▸ **REQUIRED TASK**:
Each line that follows is to be retyped exactly.

START

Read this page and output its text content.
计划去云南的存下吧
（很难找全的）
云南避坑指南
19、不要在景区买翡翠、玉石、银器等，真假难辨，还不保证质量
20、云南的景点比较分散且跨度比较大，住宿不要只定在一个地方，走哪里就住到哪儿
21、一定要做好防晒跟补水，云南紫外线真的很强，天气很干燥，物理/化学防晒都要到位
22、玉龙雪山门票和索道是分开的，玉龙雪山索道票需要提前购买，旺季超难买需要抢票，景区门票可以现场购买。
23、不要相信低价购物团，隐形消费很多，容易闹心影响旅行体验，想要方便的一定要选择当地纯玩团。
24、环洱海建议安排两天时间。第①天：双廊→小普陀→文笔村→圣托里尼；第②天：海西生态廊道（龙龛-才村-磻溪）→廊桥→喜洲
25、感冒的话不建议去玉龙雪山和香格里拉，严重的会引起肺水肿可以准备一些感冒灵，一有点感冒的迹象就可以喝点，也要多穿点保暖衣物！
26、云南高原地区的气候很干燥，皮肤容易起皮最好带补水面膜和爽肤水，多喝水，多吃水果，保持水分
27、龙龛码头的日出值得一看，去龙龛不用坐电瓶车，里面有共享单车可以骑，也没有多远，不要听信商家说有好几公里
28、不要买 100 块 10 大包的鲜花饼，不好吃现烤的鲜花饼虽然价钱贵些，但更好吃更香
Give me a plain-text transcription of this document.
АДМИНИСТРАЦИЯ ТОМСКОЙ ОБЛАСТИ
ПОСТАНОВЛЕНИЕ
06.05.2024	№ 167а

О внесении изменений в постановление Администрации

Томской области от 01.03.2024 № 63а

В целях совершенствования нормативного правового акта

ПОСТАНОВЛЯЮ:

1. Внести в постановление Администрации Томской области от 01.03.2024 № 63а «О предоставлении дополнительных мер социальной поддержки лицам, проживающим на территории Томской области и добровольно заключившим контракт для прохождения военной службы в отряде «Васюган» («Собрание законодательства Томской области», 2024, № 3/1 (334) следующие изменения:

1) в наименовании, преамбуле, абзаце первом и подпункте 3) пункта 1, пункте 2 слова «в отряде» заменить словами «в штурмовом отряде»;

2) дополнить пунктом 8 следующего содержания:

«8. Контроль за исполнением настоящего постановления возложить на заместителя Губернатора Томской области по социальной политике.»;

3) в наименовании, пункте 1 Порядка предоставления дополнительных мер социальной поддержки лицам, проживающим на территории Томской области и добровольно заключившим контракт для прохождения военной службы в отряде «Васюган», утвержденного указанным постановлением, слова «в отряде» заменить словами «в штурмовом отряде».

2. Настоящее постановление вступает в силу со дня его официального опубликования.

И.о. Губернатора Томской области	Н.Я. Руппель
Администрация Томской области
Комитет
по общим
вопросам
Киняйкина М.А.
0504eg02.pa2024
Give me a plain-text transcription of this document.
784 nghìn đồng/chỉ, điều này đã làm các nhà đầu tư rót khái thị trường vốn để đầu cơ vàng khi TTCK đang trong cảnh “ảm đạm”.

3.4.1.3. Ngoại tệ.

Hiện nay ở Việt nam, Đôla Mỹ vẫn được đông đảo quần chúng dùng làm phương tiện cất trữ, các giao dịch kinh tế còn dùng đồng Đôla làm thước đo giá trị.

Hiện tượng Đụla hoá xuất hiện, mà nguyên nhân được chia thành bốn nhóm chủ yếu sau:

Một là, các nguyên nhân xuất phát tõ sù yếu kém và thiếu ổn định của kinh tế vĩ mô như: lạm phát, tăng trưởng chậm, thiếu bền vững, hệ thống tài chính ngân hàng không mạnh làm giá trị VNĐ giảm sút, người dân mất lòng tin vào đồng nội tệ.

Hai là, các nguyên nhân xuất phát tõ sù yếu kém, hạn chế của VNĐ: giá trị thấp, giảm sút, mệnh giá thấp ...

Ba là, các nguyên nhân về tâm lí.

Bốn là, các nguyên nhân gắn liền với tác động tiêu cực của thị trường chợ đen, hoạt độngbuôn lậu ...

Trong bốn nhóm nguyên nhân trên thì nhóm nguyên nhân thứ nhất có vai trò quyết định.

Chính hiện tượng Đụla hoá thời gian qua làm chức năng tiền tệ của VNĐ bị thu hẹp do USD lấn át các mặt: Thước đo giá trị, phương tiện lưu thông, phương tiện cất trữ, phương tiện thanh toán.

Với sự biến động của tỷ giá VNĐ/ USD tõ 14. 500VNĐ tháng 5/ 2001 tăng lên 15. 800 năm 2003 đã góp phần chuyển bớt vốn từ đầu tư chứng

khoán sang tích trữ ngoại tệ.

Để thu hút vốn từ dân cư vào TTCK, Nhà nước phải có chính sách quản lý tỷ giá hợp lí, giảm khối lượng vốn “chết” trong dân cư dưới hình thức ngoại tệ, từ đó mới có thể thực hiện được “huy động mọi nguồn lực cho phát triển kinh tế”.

END

▸ **TASK SOLUTION**:
Read this page and output its text content.
计划去云南的存下吧
（很难找全的）
云南避坑指南
19、不要在景区买翡翠、玉石、银器等，真假难辨，还不保证质量
20、云南的景点比较分散且跨度比较大，住宿不要只定在一个地方，走哪里就住到哪儿
21、一定要做好防晒跟补水，云南紫外线真的很强，天气很干燥，物理/化学防晒都要到位
22、玉龙雪山门票和索道是分开的，玉龙雪山索道票需要提前购买，旺季超难买需要抢票，景区门票可以现场购买。
23、不要相信低价购物团，隐形消费很多，容易闹心影响旅行体验，想要方便的一定要选择当地纯玩团。
24、环洱海建议安排两天时间。第①天：双廊→小普陀→文笔村→圣托里尼；第②天：海西生态廊道（龙龛-才村-磻溪）→廊桥→喜洲
25、感冒的话不建议去玉龙雪山和香格里拉，严重的会引起肺水肿可以准备一些感冒灵，一有点感冒的迹象就可以喝点，也要多穿点保暖衣物！
26、云南高原地区的气候很干燥，皮肤容易起皮最好带补水面膜和爽肤水，多喝水，多吃水果，保持水分
27、龙龛码头的日出值得一看，去龙龛不用坐电瓶车，里面有共享单车可以骑，也没有多远，不要听信商家说有好几公里
28、不要买 100 块 10 大包的鲜花饼，不好吃现烤的鲜花饼虽然价钱贵些，但更好吃更香
Give me a plain-text transcription of this document.
АДМИНИСТРАЦИЯ ТОМСКОЙ ОБЛАСТИ
ПОСТАНОВЛЕНИЕ
06.05.2024	№ 167а

О внесении изменений в постановление Администрации

Томской области от 01.03.2024 № 63а

В целях совершенствования нормативного правового акта

ПОСТАНОВЛЯЮ:

1. Внести в постановление Администрации Томской области от 01.03.2024 № 63а «О предоставлении дополнительных мер социальной поддержки лицам, проживающим на территории Томской области и добровольно заключившим контракт для прохождения военной службы в отряде «Васюган» («Собрание законодательства Томской области», 2024, № 3/1 (334) следующие изменения:

1) в наименовании, преамбуле, абзаце первом и подпункте 3) пункта 1, пункте 2 слова «в отряде» заменить словами «в штурмовом отряде»;

2) дополнить пунктом 8 следующего содержания:

«8. Контроль за исполнением настоящего постановления возложить на заместителя Губернатора Томской области по социальной политике.»;

3) в наименовании, пункте 1 Порядка предоставления дополнительных мер социальной поддержки лицам, проживающим на территории Томской области и добровольно заключившим контракт для прохождения военной службы в отряде «Васюган», утвержденного указанным постановлением, слова «в отряде» заменить словами «в штурмовом отряде».

2. Настоящее постановление вступает в силу со дня его официального опубликования.

И.о. Губернатора Томской области	Н.Я. Руппель
Администрация Томской области
Комитет
по общим
вопросам
Киняйкина М.А.
0504eg02.pa2024
Give me a plain-text transcription of this document.
784 nghìn đồng/chỉ, điều này đã làm các nhà đầu tư rót khái thị trường vốn để đầu cơ vàng khi TTCK đang trong cảnh “ảm đạm”.

3.4.1.3. Ngoại tệ.

Hiện nay ở Việt nam, Đôla Mỹ vẫn được đông đảo quần chúng dùng làm phương tiện cất trữ, các giao dịch kinh tế còn dùng đồng Đôla làm thước đo giá trị.

Hiện tượng Đụla hoá xuất hiện, mà nguyên nhân được chia thành bốn nhóm chủ yếu sau:

Một là, các nguyên nhân xuất phát tõ sù yếu kém và thiếu ổn định của kinh tế vĩ mô như: lạm phát, tăng trưởng chậm, thiếu bền vững, hệ thống tài chính ngân hàng không mạnh làm giá trị VNĐ giảm sút, người dân mất lòng tin vào đồng nội tệ.

Hai là, các nguyên nhân xuất phát tõ sù yếu kém, hạn chế của VNĐ: giá trị thấp, giảm sút, mệnh giá thấp ...

Ba là, các nguyên nhân về tâm lí.

Bốn là, các nguyên nhân gắn liền với tác động tiêu cực của thị trường chợ đen, hoạt độngbuôn lậu ...

Trong bốn nhóm nguyên nhân trên thì nhóm nguyên nhân thứ nhất có vai trò quyết định.

Chính hiện tượng Đụla hoá thời gian qua làm chức năng tiền tệ của VNĐ bị thu hẹp do USD lấn át các mặt: Thước đo giá trị, phương tiện lưu thông, phương tiện cất trữ, phương tiện thanh toán.

Với sự biến động của tỷ giá VNĐ/ USD tõ 14. 500VNĐ tháng 5/ 2001 tăng lên 15. 800 năm 2003 đã góp phần chuyển bớt vốn từ đầu tư chứng

khoán sang tích trữ ngoại tệ.

Để thu hút vốn từ dân cư vào TTCK, Nhà nước phải có chính sách quản lý tỷ giá hợp lí, giảm khối lượng vốn “chết” trong dân cư dưới hình thức ngoại tệ, từ đó mới có thể thực hiện được “huy động mọi nguồn lực cho phát triển kinh tế”.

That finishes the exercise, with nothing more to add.